— START —

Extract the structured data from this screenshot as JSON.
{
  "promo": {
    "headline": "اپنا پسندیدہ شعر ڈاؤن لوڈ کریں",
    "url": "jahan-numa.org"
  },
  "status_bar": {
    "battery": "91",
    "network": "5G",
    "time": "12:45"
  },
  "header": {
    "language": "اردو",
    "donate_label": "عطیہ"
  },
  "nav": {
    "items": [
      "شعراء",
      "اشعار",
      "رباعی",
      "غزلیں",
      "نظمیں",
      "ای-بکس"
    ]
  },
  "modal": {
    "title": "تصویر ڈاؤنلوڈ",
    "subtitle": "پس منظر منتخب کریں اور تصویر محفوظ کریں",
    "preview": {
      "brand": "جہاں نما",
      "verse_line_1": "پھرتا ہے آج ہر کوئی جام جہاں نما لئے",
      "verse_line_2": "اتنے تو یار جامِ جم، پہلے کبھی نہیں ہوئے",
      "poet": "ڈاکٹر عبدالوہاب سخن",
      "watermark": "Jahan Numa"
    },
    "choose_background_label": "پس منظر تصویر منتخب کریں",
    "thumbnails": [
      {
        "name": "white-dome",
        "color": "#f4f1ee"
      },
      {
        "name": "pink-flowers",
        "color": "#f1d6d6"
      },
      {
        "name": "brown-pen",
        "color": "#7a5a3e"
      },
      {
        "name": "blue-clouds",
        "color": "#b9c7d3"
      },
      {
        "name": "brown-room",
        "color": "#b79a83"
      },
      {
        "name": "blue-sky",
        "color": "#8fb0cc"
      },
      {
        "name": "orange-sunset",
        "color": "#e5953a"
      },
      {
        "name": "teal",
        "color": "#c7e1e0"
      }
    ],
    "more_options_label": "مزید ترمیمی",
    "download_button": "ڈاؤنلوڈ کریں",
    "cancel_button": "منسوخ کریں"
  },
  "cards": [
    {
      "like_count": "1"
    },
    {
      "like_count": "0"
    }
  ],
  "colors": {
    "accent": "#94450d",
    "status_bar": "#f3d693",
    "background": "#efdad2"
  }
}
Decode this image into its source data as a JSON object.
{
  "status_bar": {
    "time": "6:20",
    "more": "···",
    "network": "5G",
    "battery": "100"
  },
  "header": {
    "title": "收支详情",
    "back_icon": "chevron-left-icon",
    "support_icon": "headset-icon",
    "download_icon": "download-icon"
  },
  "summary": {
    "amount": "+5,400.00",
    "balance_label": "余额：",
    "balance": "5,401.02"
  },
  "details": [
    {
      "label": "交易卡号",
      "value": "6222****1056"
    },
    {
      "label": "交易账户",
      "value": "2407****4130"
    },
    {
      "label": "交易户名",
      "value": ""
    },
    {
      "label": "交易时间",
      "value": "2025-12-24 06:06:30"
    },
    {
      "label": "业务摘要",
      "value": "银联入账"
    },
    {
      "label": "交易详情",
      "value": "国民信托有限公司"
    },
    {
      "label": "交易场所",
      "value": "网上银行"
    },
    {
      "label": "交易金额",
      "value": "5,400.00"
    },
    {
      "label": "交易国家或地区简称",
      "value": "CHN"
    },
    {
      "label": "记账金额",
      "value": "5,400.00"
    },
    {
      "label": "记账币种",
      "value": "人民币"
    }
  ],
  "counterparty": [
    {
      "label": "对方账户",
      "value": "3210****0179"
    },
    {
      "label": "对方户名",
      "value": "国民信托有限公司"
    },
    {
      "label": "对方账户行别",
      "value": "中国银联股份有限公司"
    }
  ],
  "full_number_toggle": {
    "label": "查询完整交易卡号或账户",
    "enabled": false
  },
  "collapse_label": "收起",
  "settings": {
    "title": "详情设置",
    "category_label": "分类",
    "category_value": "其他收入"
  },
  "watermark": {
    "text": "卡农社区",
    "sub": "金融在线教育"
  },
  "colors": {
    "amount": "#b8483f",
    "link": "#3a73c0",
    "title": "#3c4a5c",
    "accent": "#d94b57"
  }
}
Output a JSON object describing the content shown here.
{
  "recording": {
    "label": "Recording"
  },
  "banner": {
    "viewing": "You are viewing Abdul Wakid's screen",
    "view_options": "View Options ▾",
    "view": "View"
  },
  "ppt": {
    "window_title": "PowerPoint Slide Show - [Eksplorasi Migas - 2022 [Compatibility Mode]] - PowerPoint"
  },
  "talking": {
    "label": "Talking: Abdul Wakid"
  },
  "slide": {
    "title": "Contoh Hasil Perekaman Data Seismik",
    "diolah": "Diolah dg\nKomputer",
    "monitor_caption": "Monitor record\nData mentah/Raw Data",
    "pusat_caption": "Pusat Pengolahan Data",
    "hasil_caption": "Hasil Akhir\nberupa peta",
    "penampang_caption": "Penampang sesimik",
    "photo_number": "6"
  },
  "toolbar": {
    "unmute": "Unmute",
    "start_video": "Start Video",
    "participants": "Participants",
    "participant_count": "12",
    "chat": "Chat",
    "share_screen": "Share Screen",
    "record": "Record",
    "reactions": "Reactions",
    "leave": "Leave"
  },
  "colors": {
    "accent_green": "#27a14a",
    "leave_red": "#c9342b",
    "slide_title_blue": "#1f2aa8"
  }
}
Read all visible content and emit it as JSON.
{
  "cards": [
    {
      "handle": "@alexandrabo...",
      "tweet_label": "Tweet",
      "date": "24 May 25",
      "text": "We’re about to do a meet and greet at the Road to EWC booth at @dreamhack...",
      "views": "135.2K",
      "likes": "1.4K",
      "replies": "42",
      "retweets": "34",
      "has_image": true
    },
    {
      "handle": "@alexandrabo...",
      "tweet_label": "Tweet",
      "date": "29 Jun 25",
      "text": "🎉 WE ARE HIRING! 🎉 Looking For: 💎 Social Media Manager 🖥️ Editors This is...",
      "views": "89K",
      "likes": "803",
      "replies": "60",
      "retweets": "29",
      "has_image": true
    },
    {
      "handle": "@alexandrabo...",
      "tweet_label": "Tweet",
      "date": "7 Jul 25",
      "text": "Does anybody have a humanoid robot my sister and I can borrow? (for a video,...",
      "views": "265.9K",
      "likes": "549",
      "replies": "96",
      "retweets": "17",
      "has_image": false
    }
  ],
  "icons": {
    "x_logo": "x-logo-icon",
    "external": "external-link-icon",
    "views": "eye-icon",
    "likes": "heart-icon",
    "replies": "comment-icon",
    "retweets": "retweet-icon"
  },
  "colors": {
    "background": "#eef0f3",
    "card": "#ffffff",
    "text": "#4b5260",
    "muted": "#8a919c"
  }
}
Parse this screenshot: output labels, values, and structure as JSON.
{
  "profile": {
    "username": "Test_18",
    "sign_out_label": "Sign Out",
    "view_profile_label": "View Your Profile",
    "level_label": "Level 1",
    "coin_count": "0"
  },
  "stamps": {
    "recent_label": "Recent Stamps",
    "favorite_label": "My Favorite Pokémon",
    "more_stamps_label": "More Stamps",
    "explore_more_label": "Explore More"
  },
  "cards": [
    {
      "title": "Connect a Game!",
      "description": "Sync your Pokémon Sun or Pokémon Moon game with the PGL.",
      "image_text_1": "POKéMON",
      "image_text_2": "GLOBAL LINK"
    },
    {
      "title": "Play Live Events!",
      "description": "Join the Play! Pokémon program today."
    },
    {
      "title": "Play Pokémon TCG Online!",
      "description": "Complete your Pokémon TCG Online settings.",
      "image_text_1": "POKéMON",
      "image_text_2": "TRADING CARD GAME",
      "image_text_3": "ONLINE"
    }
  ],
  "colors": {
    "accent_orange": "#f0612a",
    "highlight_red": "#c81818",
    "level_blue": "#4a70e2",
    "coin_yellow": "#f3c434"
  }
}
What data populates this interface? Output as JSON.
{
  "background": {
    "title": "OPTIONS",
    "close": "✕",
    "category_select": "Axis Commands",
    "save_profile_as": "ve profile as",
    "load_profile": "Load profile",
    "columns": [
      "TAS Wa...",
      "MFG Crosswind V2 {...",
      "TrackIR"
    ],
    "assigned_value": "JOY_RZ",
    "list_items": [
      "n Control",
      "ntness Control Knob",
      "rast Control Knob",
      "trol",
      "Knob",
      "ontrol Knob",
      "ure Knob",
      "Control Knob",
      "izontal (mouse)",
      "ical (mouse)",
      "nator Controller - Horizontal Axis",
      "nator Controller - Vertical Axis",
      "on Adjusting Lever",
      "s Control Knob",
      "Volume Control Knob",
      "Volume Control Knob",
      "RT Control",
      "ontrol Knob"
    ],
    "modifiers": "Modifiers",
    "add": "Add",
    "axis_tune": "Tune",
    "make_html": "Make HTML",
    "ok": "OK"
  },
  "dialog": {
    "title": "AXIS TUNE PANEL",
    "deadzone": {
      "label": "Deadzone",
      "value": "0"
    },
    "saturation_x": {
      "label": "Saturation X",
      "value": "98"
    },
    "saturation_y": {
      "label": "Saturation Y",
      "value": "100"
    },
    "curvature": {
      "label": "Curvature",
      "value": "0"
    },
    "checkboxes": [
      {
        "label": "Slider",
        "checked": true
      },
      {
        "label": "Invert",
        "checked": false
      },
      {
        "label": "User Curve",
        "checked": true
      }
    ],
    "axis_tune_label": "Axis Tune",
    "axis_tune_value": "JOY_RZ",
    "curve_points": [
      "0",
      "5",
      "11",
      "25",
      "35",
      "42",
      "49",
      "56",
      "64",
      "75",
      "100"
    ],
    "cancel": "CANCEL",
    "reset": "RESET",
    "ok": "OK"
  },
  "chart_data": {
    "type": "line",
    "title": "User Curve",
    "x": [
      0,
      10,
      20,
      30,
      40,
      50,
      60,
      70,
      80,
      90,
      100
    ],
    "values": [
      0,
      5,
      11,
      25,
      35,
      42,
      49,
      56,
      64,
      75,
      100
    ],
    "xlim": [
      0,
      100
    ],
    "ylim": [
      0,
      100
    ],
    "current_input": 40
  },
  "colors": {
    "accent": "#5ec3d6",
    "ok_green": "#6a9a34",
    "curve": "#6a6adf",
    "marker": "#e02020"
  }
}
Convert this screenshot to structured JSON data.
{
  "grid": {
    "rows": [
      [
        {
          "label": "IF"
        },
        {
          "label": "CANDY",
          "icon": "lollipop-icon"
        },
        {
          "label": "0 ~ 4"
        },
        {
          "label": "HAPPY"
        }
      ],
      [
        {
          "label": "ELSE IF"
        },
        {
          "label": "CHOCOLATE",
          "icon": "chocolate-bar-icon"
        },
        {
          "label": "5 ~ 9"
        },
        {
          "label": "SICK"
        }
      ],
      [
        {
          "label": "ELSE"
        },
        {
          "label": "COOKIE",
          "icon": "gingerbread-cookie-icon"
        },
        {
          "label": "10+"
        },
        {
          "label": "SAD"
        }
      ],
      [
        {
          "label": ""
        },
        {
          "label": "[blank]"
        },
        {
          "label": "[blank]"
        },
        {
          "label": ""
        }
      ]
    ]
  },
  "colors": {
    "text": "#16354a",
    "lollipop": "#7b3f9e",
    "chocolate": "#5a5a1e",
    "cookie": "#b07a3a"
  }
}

— END —

• _STATED GOAL_: From the entries above, copy every line where the word "جہاں" shows up.

• _FULL ANSWER_:
      "brand": "جہاں نما",
      "verse_line_1": "پھرتا ہے آج ہر کوئی جام جہاں نما لئے",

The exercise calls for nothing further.